Reproduce the records that follow in full, excluding any picture they contain.

## Begin

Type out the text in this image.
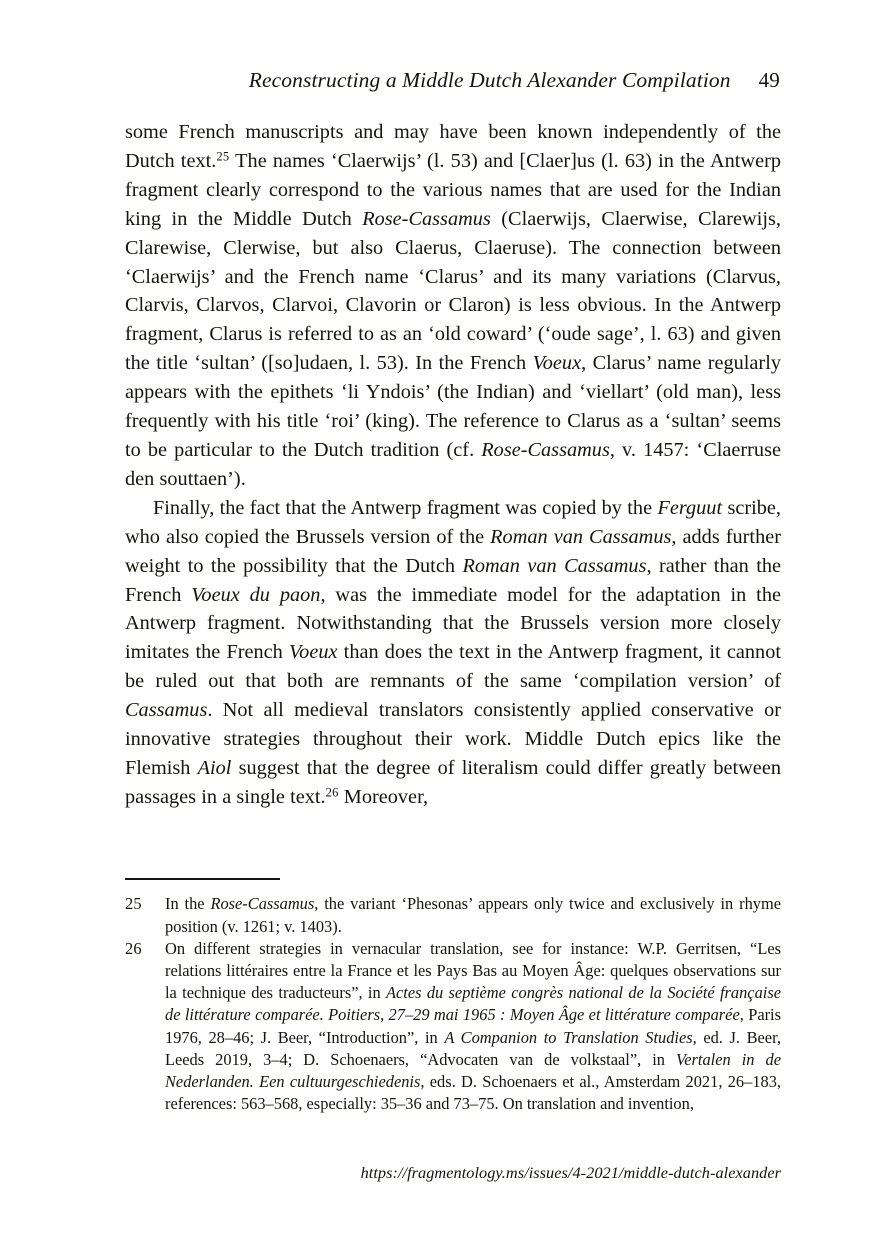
Reconstructing a Middle Dutch Alexander Compilation 49

some French manuscripts and may have been known independently of the Dutch text.$^{25}$ The names ‘Claerwijs’ (l. 53) and [Claer]us (l. 63) in the Antwerp fragment clearly correspond to the various names that are used for the Indian king in the Middle Dutch Rose-Cassamus (Claerwijs, Claerwise, Clarewijs, Clarewise, Clerwise, but also Claerus, Claeruse). The connection between ‘Claerwijs’ and the French name ‘Clarus’ and its many variations (Clarvus, Clarvis, Clarvos, Clarvoi, Clavorin or Claron) is less obvious. In the Antwerp fragment, Clarus is referred to as an ‘old coward’ (‘oude sage’, l. 63) and given the title ‘sultan’ ([so]udaen, l. 53). In the French Voeux, Clarus’ name regularly appears with the epithets ‘li Yndois’ (the Indian) and ‘viellart’ (old man), less frequently with his title ‘roi’ (king). The reference to Clarus as a ‘sultan’ seems to be particular to the Dutch tradition (cf. Rose-Cassamus, v. 1457: ‘Claerruse den souttaen’).

Finally, the fact that the Antwerp fragment was copied by the Ferguut scribe, who also copied the Brussels version of the Roman van Cassamus, adds further weight to the possibility that the Dutch Roman van Cassamus, rather than the French Voeux du paon, was the immediate model for the adaptation in the Antwerp fragment. Notwithstanding that the Brussels version more closely imitates the French Voeux than does the text in the Antwerp fragment, it cannot be ruled out that both are remnants of the same ‘compilation version’ of Cassamus. Not all medieval translators consistently applied conservative or innovative strategies throughout their work. Middle Dutch epics like the Flemish Aiol suggest that the degree of literalism could differ greatly between passages in a single text.$^{26}$ Moreover,

25	In the Rose-Cassamus, the variant ‘Phesonas’ appears only twice and exclusively in rhyme position (v. 1261; v. 1403).
26	On different strategies in vernacular translation, see for instance: W.P. Gerritsen, “Les relations littéraires entre la France et les Pays Bas au Moyen Âge: quelques observations sur la technique des traducteurs”, in Actes du septième congrès national de la Société française de littérature comparée. Poitiers, 27–29 mai 1965 : Moyen Âge et littérature comparée, Paris 1976, 28–46; J. Beer, “Introduction”, in A Companion to Translation Studies, ed. J. Beer, Leeds 2019, 3–4; D. Schoenaers, “Advocaten van de volkstaal”, in Vertalen in de Nederlanden. Een cultuurgeschiedenis, eds. D. Schoenaers et al., Amsterdam 2021, 26–183, references: 563–568, especially: 35–36 and 73–75. On translation and invention,
https://fragmentology.ms/issues/4-2021/middle-dutch-alexander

## End

» Solution below
Type out the text in this image.
Reconstructing a Middle Dutch Alexander Compilation 49

some French manuscripts and may have been known independently of the Dutch text.$^{25}$ The names ‘Claerwijs’ (l. 53) and [Claer]us (l. 63) in the Antwerp fragment clearly correspond to the various names that are used for the Indian king in the Middle Dutch Rose-Cassamus (Claerwijs, Claerwise, Clarewijs, Clarewise, Clerwise, but also Claerus, Claeruse). The connection between ‘Claerwijs’ and the French name ‘Clarus’ and its many variations (Clarvus, Clarvis, Clarvos, Clarvoi, Clavorin or Claron) is less obvious. In the Antwerp fragment, Clarus is referred to as an ‘old coward’ (‘oude sage’, l. 63) and given the title ‘sultan’ ([so]udaen, l. 53). In the French Voeux, Clarus’ name regularly appears with the epithets ‘li Yndois’ (the Indian) and ‘viellart’ (old man), less frequently with his title ‘roi’ (king). The reference to Clarus as a ‘sultan’ seems to be particular to the Dutch tradition (cf. Rose-Cassamus, v. 1457: ‘Claerruse den souttaen’).

Finally, the fact that the Antwerp fragment was copied by the Ferguut scribe, who also copied the Brussels version of the Roman van Cassamus, adds further weight to the possibility that the Dutch Roman van Cassamus, rather than the French Voeux du paon, was the immediate model for the adaptation in the Antwerp fragment. Notwithstanding that the Brussels version more closely imitates the French Voeux than does the text in the Antwerp fragment, it cannot be ruled out that both are remnants of the same ‘compilation version’ of Cassamus. Not all medieval translators consistently applied conservative or innovative strategies throughout their work. Middle Dutch epics like the Flemish Aiol suggest that the degree of literalism could differ greatly between passages in a single text.$^{26}$ Moreover,

25	In the Rose-Cassamus, the variant ‘Phesonas’ appears only twice and exclusively in rhyme position (v. 1261; v. 1403).
26	On different strategies in vernacular translation, see for instance: W.P. Gerritsen, “Les relations littéraires entre la France et les Pays Bas au Moyen Âge: quelques observations sur la technique des traducteurs”, in Actes du septième congrès national de la Société française de littérature comparée. Poitiers, 27–29 mai 1965 : Moyen Âge et littérature comparée, Paris 1976, 28–46; J. Beer, “Introduction”, in A Companion to Translation Studies, ed. J. Beer, Leeds 2019, 3–4; D. Schoenaers, “Advocaten van de volkstaal”, in Vertalen in de Nederlanden. Een cultuurgeschiedenis, eds. D. Schoenaers et al., Amsterdam 2021, 26–183, references: 563–568, especially: 35–36 and 73–75. On translation and invention,
https://fragmentology.ms/issues/4-2021/middle-dutch-alexander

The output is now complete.